**TASK DETAILS:** Please work out how many lines in the material contain "Ctrl" and give only that figure.

[Stored data]
※ ※ ※

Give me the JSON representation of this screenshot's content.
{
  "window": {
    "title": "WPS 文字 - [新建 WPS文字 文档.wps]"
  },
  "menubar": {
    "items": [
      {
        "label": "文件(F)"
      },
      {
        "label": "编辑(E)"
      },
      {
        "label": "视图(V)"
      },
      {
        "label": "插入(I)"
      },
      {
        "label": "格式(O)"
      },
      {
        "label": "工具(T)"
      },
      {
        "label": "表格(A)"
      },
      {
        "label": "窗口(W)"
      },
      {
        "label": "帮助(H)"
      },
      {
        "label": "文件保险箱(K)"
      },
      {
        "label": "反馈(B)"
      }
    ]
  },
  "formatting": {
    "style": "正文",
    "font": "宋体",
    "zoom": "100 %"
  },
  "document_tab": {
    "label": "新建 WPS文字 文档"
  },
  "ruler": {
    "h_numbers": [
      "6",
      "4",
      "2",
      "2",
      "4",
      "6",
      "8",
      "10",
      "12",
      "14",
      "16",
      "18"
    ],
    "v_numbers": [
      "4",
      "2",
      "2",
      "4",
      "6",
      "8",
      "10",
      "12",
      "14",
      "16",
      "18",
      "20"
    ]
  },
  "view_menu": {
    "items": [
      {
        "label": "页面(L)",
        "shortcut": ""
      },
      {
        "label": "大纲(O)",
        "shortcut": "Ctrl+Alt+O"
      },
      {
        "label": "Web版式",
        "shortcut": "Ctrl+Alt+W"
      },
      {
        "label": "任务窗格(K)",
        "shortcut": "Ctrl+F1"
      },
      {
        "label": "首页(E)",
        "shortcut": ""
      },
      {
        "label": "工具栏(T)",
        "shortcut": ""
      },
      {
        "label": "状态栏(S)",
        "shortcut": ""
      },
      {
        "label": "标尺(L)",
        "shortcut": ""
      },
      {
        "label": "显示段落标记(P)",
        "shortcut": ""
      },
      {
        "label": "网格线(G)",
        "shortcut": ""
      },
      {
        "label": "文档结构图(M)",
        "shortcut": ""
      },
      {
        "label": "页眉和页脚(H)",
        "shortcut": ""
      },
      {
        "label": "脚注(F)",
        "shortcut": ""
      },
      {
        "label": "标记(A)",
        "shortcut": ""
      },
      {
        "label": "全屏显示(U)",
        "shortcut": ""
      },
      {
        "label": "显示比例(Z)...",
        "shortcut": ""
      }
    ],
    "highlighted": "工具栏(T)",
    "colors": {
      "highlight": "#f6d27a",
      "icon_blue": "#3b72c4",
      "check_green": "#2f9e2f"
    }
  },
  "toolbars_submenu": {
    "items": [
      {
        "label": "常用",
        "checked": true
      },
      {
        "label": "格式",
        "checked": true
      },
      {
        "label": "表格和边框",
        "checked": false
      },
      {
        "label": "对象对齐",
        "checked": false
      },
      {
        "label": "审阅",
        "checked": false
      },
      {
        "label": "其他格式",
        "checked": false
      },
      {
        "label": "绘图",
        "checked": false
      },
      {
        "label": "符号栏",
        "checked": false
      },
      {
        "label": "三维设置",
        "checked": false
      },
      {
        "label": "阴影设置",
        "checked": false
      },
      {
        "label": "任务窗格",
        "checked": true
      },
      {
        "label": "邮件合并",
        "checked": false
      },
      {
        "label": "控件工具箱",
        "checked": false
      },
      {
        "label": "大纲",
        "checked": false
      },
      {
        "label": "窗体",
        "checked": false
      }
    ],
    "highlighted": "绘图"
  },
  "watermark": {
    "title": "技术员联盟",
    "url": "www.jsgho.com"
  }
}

※ ※ ※

**ANSWER BELOW:** 3